WHAT YOU SHOULD DO: Output the full material exactly as it appears here.

━━━━━ MATERIAL FOR THIS TASK

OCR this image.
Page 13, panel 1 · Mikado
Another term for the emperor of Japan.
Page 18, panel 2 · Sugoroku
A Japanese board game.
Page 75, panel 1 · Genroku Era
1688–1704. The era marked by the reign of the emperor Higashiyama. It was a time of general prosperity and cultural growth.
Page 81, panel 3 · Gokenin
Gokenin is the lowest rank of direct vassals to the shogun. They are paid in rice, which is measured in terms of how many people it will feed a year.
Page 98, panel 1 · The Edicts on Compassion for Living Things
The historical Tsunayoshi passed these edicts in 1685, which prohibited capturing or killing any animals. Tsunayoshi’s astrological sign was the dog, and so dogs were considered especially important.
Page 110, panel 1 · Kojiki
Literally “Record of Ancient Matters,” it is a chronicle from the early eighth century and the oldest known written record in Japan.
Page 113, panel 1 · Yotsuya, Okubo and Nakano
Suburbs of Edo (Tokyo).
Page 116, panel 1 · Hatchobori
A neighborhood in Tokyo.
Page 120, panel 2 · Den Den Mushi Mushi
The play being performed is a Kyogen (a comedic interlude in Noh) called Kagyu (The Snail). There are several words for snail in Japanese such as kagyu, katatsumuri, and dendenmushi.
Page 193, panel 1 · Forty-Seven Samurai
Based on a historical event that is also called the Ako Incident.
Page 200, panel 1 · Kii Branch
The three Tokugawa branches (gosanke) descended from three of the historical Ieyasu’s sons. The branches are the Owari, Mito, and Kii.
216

━━━━━━━━━━

TASK SOLUTION:
OCR this image.
Page 13, panel 1 · Mikado
Another term for the emperor of Japan.
Page 18, panel 2 · Sugoroku
A Japanese board game.
Page 75, panel 1 · Genroku Era
1688–1704. The era marked by the reign of the emperor Higashiyama. It was a time of general prosperity and cultural growth.
Page 81, panel 3 · Gokenin
Gokenin is the lowest rank of direct vassals to the shogun. They are paid in rice, which is measured in terms of how many people it will feed a year.
Page 98, panel 1 · The Edicts on Compassion for Living Things
The historical Tsunayoshi passed these edicts in 1685, which prohibited capturing or killing any animals. Tsunayoshi’s astrological sign was the dog, and so dogs were considered especially important.
Page 110, panel 1 · Kojiki
Literally “Record of Ancient Matters,” it is a chronicle from the early eighth century and the oldest known written record in Japan.
Page 113, panel 1 · Yotsuya, Okubo and Nakano
Suburbs of Edo (Tokyo).
Page 116, panel 1 · Hatchobori
A neighborhood in Tokyo.
Page 120, panel 2 · Den Den Mushi Mushi
The play being performed is a Kyogen (a comedic interlude in Noh) called Kagyu (The Snail). There are several words for snail in Japanese such as kagyu, katatsumuri, and dendenmushi.
Page 193, panel 1 · Forty-Seven Samurai
Based on a historical event that is also called the Ako Incident.
Page 200, panel 1 · Kii Branch
The three Tokugawa branches (gosanke) descended from three of the historical Ieyasu’s sons. The branches are the Owari, Mito, and Kii.
216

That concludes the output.